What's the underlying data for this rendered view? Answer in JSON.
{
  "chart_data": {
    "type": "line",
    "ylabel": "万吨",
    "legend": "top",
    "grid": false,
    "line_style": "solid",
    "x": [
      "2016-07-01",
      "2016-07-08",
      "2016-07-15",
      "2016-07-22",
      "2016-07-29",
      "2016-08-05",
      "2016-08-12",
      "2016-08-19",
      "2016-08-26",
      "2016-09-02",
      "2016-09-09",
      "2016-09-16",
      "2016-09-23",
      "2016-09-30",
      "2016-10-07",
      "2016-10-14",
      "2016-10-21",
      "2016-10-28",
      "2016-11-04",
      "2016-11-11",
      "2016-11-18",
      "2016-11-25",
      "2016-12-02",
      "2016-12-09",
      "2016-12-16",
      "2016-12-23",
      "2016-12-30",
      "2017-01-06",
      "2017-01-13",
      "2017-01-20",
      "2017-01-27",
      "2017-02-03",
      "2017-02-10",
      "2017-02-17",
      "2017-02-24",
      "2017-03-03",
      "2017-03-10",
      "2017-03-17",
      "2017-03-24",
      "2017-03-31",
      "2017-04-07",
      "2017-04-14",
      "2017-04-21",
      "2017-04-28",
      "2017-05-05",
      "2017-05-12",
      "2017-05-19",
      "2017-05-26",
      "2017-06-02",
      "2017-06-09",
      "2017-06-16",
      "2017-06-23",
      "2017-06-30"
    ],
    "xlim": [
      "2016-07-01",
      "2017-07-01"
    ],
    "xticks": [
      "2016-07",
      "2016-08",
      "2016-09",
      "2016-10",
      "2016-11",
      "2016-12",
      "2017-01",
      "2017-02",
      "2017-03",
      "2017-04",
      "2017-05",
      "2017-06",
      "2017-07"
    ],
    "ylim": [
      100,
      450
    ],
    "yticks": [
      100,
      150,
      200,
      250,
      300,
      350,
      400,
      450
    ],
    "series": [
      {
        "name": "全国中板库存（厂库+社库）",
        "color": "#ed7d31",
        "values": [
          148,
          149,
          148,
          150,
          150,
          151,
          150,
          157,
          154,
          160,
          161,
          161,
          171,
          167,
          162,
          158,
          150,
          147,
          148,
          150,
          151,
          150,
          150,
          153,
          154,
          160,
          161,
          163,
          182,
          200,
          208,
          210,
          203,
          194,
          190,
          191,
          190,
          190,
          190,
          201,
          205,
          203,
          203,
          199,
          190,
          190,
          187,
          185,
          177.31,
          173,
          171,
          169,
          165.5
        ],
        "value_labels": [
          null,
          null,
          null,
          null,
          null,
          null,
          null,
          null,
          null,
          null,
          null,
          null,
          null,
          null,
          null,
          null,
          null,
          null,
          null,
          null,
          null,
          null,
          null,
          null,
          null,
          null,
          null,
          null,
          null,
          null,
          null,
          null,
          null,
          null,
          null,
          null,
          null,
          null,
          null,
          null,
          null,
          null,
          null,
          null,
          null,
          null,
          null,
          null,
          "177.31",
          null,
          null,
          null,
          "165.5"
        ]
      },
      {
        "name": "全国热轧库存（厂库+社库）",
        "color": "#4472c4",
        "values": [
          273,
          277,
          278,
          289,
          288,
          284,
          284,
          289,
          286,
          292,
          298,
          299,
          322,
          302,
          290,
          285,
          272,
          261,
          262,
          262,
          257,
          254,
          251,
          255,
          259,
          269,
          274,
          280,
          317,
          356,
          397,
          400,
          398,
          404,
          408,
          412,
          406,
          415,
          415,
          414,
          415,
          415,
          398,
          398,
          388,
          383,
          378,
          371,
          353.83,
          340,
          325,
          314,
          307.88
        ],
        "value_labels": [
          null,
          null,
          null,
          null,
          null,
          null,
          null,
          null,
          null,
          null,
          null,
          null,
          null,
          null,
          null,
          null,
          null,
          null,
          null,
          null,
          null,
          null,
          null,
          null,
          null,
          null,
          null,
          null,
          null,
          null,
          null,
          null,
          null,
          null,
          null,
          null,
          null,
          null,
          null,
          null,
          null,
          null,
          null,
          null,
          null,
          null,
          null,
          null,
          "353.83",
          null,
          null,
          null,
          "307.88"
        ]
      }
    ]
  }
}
· · · ·
**WHAT THIS TASK INVOLVES:**
Retype all of the material, keeping each line exact.

**CORRECT RESPONSE:**
What's the underlying data for this rendered view? Answer in JSON.
{
  "chart_data": {
    "type": "line",
    "ylabel": "万吨",
    "legend": "top",
    "grid": false,
    "line_style": "solid",
    "x": [
      "2016-07-01",
      "2016-07-08",
      "2016-07-15",
      "2016-07-22",
      "2016-07-29",
      "2016-08-05",
      "2016-08-12",
      "2016-08-19",
      "2016-08-26",
      "2016-09-02",
      "2016-09-09",
      "2016-09-16",
      "2016-09-23",
      "2016-09-30",
      "2016-10-07",
      "2016-10-14",
      "2016-10-21",
      "2016-10-28",
      "2016-11-04",
      "2016-11-11",
      "2016-11-18",
      "2016-11-25",
      "2016-12-02",
      "2016-12-09",
      "2016-12-16",
      "2016-12-23",
      "2016-12-30",
      "2017-01-06",
      "2017-01-13",
      "2017-01-20",
      "2017-01-27",
      "2017-02-03",
      "2017-02-10",
      "2017-02-17",
      "2017-02-24",
      "2017-03-03",
      "2017-03-10",
      "2017-03-17",
      "2017-03-24",
      "2017-03-31",
      "2017-04-07",
      "2017-04-14",
      "2017-04-21",
      "2017-04-28",
      "2017-05-05",
      "2017-05-12",
      "2017-05-19",
      "2017-05-26",
      "2017-06-02",
      "2017-06-09",
      "2017-06-16",
      "2017-06-23",
      "2017-06-30"
    ],
    "xlim": [
      "2016-07-01",
      "2017-07-01"
    ],
    "xticks": [
      "2016-07",
      "2016-08",
      "2016-09",
      "2016-10",
      "2016-11",
      "2016-12",
      "2017-01",
      "2017-02",
      "2017-03",
      "2017-04",
      "2017-05",
      "2017-06",
      "2017-07"
    ],
    "ylim": [
      100,
      450
    ],
    "yticks": [
      100,
      150,
      200,
      250,
      300,
      350,
      400,
      450
    ],
    "series": [
      {
        "name": "全国中板库存（厂库+社库）",
        "color": "#ed7d31",
        "values": [
          148,
          149,
          148,
          150,
          150,
          151,
          150,
          157,
          154,
          160,
          161,
          161,
          171,
          167,
          162,
          158,
          150,
          147,
          148,
          150,
          151,
          150,
          150,
          153,
          154,
          160,
          161,
          163,
          182,
          200,
          208,
          210,
          203,
          194,
          190,
          191,
          190,
          190,
          190,
          201,
          205,
          203,
          203,
          199,
          190,
          190,
          187,
          185,
          177.31,
          173,
          171,
          169,
          165.5
        ],
        "value_labels": [
          null,
          null,
          null,
          null,
          null,
          null,
          null,
          null,
          null,
          null,
          null,
          null,
          null,
          null,
          null,
          null,
          null,
          null,
          null,
          null,
          null,
          null,
          null,
          null,
          null,
          null,
          null,
          null,
          null,
          null,
          null,
          null,
          null,
          null,
          null,
          null,
          null,
          null,
          null,
          null,
          null,
          null,
          null,
          null,
          null,
          null,
          null,
          null,
          "177.31",
          null,
          null,
          null,
          "165.5"
        ]
      },
      {
        "name": "全国热轧库存（厂库+社库）",
        "color": "#4472c4",
        "values": [
          273,
          277,
          278,
          289,
          288,
          284,
          284,
          289,
          286,
          292,
          298,
          299,
          322,
          302,
          290,
          285,
          272,
          261,
          262,
          262,
          257,
          254,
          251,
          255,
          259,
          269,
          274,
          280,
          317,
          356,
          397,
          400,
          398,
          404,
          408,
          412,
          406,
          415,
          415,
          414,
          415,
          415,
          398,
          398,
          388,
          383,
          378,
          371,
          353.83,
          340,
          325,
          314,
          307.88
        ],
        "value_labels": [
          null,
          null,
          null,
          null,
          null,
          null,
          null,
          null,
          null,
          null,
          null,
          null,
          null,
          null,
          null,
          null,
          null,
          null,
          null,
          null,
          null,
          null,
          null,
          null,
          null,
          null,
          null,
          null,
          null,
          null,
          null,
          null,
          null,
          null,
          null,
          null,
          null,
          null,
          null,
          null,
          null,
          null,
          null,
          null,
          null,
          null,
          null,
          null,
          "353.83",
          null,
          null,
          null,
          "307.88"
        ]
      }
    ]
  }
}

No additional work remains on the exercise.